_TO BE DONE_. Output the material below in full, exactly as it is.

Stored entries:
--- Start ---
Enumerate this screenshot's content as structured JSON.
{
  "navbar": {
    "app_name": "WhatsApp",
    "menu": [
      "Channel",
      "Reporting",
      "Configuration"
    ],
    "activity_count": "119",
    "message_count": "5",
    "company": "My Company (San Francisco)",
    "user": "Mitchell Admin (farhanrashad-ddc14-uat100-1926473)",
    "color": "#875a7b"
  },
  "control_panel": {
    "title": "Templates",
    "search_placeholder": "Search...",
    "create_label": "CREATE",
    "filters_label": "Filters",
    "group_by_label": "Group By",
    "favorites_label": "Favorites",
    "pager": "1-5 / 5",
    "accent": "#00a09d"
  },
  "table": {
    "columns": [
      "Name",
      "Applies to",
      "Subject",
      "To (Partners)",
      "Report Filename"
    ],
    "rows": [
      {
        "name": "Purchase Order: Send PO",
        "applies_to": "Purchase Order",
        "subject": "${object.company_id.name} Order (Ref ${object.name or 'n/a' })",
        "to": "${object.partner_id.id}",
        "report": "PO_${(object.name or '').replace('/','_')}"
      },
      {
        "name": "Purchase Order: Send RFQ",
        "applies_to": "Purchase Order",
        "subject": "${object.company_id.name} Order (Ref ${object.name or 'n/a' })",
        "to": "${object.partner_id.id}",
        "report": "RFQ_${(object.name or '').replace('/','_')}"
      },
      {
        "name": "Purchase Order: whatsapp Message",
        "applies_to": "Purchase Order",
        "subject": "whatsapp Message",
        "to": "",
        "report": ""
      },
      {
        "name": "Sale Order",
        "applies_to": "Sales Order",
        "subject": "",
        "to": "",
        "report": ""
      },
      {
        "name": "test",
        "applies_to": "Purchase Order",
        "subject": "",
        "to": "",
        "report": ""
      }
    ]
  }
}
--- End ---
_WRITTEN SOLUTION_.
Enumerate this screenshot's content as structured JSON.
{
  "navbar": {
    "app_name": "WhatsApp",
    "menu": [
      "Channel",
      "Reporting",
      "Configuration"
    ],
    "activity_count": "119",
    "message_count": "5",
    "company": "My Company (San Francisco)",
    "user": "Mitchell Admin (farhanrashad-ddc14-uat100-1926473)",
    "color": "#875a7b"
  },
  "control_panel": {
    "title": "Templates",
    "search_placeholder": "Search...",
    "create_label": "CREATE",
    "filters_label": "Filters",
    "group_by_label": "Group By",
    "favorites_label": "Favorites",
    "pager": "1-5 / 5",
    "accent": "#00a09d"
  },
  "table": {
    "columns": [
      "Name",
      "Applies to",
      "Subject",
      "To (Partners)",
      "Report Filename"
    ],
    "rows": [
      {
        "name": "Purchase Order: Send PO",
        "applies_to": "Purchase Order",
        "subject": "${object.company_id.name} Order (Ref ${object.name or 'n/a' })",
        "to": "${object.partner_id.id}",
        "report": "PO_${(object.name or '').replace('/','_')}"
      },
      {
        "name": "Purchase Order: Send RFQ",
        "applies_to": "Purchase Order",
        "subject": "${object.company_id.name} Order (Ref ${object.name or 'n/a' })",
        "to": "${object.partner_id.id}",
        "report": "RFQ_${(object.name or '').replace('/','_')}"
      },
      {
        "name": "Purchase Order: whatsapp Message",
        "applies_to": "Purchase Order",
        "subject": "whatsapp Message",
        "to": "",
        "report": ""
      },
      {
        "name": "Sale Order",
        "applies_to": "Sales Order",
        "subject": "",
        "to": "",
        "report": ""
      },
      {
        "name": "test",
        "applies_to": "Purchase Order",
        "subject": "",
        "to": "",
        "report": ""
      }
    ]
  }
}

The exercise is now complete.